The exercise:
Please format every line of the entries below as a JSON list of strings, one string per line, with blank lines omitted.

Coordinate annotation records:
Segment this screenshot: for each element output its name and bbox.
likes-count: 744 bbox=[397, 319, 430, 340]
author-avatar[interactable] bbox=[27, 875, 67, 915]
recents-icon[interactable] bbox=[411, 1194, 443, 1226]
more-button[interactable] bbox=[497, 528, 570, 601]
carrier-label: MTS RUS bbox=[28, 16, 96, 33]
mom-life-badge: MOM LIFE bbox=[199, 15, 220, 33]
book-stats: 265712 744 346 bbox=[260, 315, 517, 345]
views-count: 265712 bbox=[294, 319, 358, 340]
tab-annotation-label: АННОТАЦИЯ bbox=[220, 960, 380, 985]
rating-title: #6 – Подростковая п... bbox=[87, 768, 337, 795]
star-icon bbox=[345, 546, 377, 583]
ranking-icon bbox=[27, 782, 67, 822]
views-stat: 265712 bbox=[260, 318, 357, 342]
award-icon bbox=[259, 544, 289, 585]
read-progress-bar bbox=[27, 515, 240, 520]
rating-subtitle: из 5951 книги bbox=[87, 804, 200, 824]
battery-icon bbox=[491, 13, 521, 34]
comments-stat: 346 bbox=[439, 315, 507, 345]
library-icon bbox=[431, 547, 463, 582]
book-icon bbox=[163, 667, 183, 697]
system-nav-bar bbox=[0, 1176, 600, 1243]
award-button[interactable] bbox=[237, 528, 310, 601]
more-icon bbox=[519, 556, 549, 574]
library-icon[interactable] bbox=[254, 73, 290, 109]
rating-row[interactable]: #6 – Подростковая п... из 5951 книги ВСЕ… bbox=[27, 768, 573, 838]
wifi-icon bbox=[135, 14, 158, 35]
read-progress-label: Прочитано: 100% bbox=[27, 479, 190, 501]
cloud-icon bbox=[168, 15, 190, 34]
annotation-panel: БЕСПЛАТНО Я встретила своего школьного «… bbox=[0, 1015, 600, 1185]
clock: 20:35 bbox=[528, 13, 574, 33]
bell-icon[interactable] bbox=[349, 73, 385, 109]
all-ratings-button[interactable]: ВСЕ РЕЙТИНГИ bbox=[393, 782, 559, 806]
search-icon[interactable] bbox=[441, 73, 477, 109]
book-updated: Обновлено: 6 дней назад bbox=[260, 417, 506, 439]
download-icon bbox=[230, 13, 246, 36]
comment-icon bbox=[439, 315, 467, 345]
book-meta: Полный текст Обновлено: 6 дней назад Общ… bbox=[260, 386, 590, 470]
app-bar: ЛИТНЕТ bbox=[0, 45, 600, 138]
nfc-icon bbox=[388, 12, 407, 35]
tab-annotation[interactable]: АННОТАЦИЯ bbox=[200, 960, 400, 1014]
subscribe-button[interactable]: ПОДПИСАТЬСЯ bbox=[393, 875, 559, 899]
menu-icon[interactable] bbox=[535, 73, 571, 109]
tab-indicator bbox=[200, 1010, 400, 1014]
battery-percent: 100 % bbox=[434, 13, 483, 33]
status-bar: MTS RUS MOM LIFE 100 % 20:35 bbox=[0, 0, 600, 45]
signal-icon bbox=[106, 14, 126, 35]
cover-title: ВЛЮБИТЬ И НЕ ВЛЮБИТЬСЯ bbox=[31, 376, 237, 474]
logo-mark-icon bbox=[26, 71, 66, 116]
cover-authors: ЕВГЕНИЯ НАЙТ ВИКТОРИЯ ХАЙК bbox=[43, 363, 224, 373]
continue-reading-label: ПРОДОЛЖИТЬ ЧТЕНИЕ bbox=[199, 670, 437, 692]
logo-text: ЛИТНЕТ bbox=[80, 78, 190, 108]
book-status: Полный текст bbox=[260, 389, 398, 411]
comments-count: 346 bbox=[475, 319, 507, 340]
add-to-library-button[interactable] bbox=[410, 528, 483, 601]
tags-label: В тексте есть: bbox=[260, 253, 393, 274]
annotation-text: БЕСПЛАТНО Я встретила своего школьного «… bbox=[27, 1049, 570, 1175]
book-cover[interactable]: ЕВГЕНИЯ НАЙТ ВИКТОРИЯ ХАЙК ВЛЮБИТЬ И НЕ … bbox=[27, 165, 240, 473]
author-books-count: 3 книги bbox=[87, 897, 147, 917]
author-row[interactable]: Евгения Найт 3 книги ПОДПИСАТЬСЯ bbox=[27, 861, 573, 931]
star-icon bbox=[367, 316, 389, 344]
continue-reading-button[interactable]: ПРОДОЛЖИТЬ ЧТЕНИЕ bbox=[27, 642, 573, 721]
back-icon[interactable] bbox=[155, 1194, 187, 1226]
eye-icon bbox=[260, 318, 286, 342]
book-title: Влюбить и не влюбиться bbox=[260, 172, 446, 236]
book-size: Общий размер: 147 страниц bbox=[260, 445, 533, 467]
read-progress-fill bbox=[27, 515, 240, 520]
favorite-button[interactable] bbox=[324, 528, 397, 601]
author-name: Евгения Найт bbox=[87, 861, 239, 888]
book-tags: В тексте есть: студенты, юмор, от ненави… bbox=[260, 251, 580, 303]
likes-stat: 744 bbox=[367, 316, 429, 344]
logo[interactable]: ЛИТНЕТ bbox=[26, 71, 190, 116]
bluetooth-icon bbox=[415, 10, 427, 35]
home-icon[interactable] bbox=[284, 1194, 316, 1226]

Result below:
[
  "Segment this screenshot: for each element output its name and bbox.",
  "likes-count: 744 bbox=[397, 319, 430, 340]",
  "author-avatar[interactable] bbox=[27, 875, 67, 915]",
  "recents-icon[interactable] bbox=[411, 1194, 443, 1226]",
  "more-button[interactable] bbox=[497, 528, 570, 601]",
  "carrier-label: MTS RUS bbox=[28, 16, 96, 33]",
  "mom-life-badge: MOM LIFE bbox=[199, 15, 220, 33]",
  "book-stats: 265712 744 346 bbox=[260, 315, 517, 345]",
  "views-count: 265712 bbox=[294, 319, 358, 340]",
  "tab-annotation-label: АННОТАЦИЯ bbox=[220, 960, 380, 985]",
  "rating-title: #6 – Подростковая п... bbox=[87, 768, 337, 795]",
  "star-icon bbox=[345, 546, 377, 583]",
  "ranking-icon bbox=[27, 782, 67, 822]",
  "views-stat: 265712 bbox=[260, 318, 357, 342]",
  "award-icon bbox=[259, 544, 289, 585]",
  "read-progress-bar bbox=[27, 515, 240, 520]",
  "rating-subtitle: из 5951 книги bbox=[87, 804, 200, 824]",
  "battery-icon bbox=[491, 13, 521, 34]",
  "comments-stat: 346 bbox=[439, 315, 507, 345]",
  "library-icon bbox=[431, 547, 463, 582]",
  "book-icon bbox=[163, 667, 183, 697]",
  "system-nav-bar bbox=[0, 1176, 600, 1243]",
  "award-button[interactable] bbox=[237, 528, 310, 601]",
  "more-icon bbox=[519, 556, 549, 574]",
  "library-icon[interactable] bbox=[254, 73, 290, 109]",
  "rating-row[interactable]: #6 – Подростковая п... из 5951 книги ВСЕ… bbox=[27, 768, 573, 838]",
  "wifi-icon bbox=[135, 14, 158, 35]",
  "read-progress-label: Прочитано: 100% bbox=[27, 479, 190, 501]",
  "cloud-icon bbox=[168, 15, 190, 34]",
  "annotation-panel: БЕСПЛАТНО Я встретила своего школьного «… bbox=[0, 1015, 600, 1185]",
  "clock: 20:35 bbox=[528, 13, 574, 33]",
  "bell-icon[interactable] bbox=[349, 73, 385, 109]",
  "all-ratings-button[interactable]: ВСЕ РЕЙТИНГИ bbox=[393, 782, 559, 806]",
  "search-icon[interactable] bbox=[441, 73, 477, 109]",
  "book-updated: Обновлено: 6 дней назад bbox=[260, 417, 506, 439]",
  "download-icon bbox=[230, 13, 246, 36]",
  "comment-icon bbox=[439, 315, 467, 345]",
  "book-meta: Полный текст Обновлено: 6 дней назад Общ… bbox=[260, 386, 590, 470]",
  "app-bar: ЛИТНЕТ bbox=[0, 45, 600, 138]",
  "nfc-icon bbox=[388, 12, 407, 35]",
  "tab-annotation[interactable]: АННОТАЦИЯ bbox=[200, 960, 400, 1014]",
  "subscribe-button[interactable]: ПОДПИСАТЬСЯ bbox=[393, 875, 559, 899]",
  "menu-icon[interactable] bbox=[535, 73, 571, 109]",
  "tab-indicator bbox=[200, 1010, 400, 1014]",
  "battery-percent: 100 % bbox=[434, 13, 483, 33]",
  "status-bar: MTS RUS MOM LIFE 100 % 20:35 bbox=[0, 0, 600, 45]",
  "signal-icon bbox=[106, 14, 126, 35]",
  "cover-title: ВЛЮБИТЬ И НЕ ВЛЮБИТЬСЯ bbox=[31, 376, 237, 474]",
  "logo-mark-icon bbox=[26, 71, 66, 116]",
  "cover-authors: ЕВГЕНИЯ НАЙТ ВИКТОРИЯ ХАЙК bbox=[43, 363, 224, 373]",
  "continue-reading-label: ПРОДОЛЖИТЬ ЧТЕНИЕ bbox=[199, 670, 437, 692]",
  "logo-text: ЛИТНЕТ bbox=[80, 78, 190, 108]",
  "book-status: Полный текст bbox=[260, 389, 398, 411]",
  "comments-count: 346 bbox=[475, 319, 507, 340]",
  "add-to-library-button[interactable] bbox=[410, 528, 483, 601]",
  "tags-label: В тексте есть: bbox=[260, 253, 393, 274]",
  "annotation-text: БЕСПЛАТНО Я встретила своего школьного «… bbox=[27, 1049, 570, 1175]",
  "book-cover[interactable]: ЕВГЕНИЯ НАЙТ ВИКТОРИЯ ХАЙК ВЛЮБИТЬ И НЕ … bbox=[27, 165, 240, 473]",
  "author-books-count: 3 книги bbox=[87, 897, 147, 917]",
  "author-row[interactable]: Евгения Найт 3 книги ПОДПИСАТЬСЯ bbox=[27, 861, 573, 931]",
  "star-icon bbox=[367, 316, 389, 344]",
  "continue-reading-button[interactable]: ПРОДОЛЖИТЬ ЧТЕНИЕ bbox=[27, 642, 573, 721]",
  "back-icon[interactable] bbox=[155, 1194, 187, 1226]",
  "eye-icon bbox=[260, 318, 286, 342]",
  "book-title: Влюбить и не влюбиться bbox=[260, 172, 446, 236]",
  "book-size: Общий размер: 147 страниц bbox=[260, 445, 533, 467]",
  "read-progress-fill bbox=[27, 515, 240, 520]",
  "favorite-button[interactable] bbox=[324, 528, 397, 601]",
  "author-name: Евгения Найт bbox=[87, 861, 239, 888]",
  "book-tags: В тексте есть: студенты, юмор, от ненави… bbox=[260, 251, 580, 303]",
  "likes-stat: 744 bbox=[367, 316, 429, 344]",
  "logo[interactable]: ЛИТНЕТ bbox=[26, 71, 190, 116]",
  "bluetooth-icon bbox=[415, 10, 427, 35]",
  "home-icon[interactable] bbox=[284, 1194, 316, 1226]"
]